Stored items
--- BEGIN ---

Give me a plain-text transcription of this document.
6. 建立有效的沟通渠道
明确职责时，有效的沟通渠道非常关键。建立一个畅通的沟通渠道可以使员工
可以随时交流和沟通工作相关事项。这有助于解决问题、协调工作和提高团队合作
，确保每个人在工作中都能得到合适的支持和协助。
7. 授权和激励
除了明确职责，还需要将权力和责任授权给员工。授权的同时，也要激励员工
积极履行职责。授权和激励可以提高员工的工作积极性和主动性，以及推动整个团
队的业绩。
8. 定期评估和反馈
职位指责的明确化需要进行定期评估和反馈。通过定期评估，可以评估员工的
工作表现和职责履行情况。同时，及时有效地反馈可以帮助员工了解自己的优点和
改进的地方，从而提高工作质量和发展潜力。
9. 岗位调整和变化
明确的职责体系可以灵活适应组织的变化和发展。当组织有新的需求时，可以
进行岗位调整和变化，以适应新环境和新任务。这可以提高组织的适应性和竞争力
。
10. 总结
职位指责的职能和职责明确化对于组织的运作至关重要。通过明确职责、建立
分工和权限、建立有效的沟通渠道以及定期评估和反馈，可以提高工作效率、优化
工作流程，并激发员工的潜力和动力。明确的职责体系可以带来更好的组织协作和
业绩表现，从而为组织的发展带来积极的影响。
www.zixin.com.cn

--- END ---

* _STATED GOAL_: Extract each entry in full and write it down exactly.

* _PROBLEM SOLUTION_:
Give me a plain-text transcription of this document.
6. 建立有效的沟通渠道
明确职责时，有效的沟通渠道非常关键。建立一个畅通的沟通渠道可以使员工
可以随时交流和沟通工作相关事项。这有助于解决问题、协调工作和提高团队合作
，确保每个人在工作中都能得到合适的支持和协助。
7. 授权和激励
除了明确职责，还需要将权力和责任授权给员工。授权的同时，也要激励员工
积极履行职责。授权和激励可以提高员工的工作积极性和主动性，以及推动整个团
队的业绩。
8. 定期评估和反馈
职位指责的明确化需要进行定期评估和反馈。通过定期评估，可以评估员工的
工作表现和职责履行情况。同时，及时有效地反馈可以帮助员工了解自己的优点和
改进的地方，从而提高工作质量和发展潜力。
9. 岗位调整和变化
明确的职责体系可以灵活适应组织的变化和发展。当组织有新的需求时，可以
进行岗位调整和变化，以适应新环境和新任务。这可以提高组织的适应性和竞争力
。
10. 总结
职位指责的职能和职责明确化对于组织的运作至关重要。通过明确职责、建立
分工和权限、建立有效的沟通渠道以及定期评估和反馈，可以提高工作效率、优化
工作流程，并激发员工的潜力和动力。明确的职责体系可以带来更好的组织协作和
业绩表现，从而为组织的发展带来积极的影响。
www.zixin.com.cn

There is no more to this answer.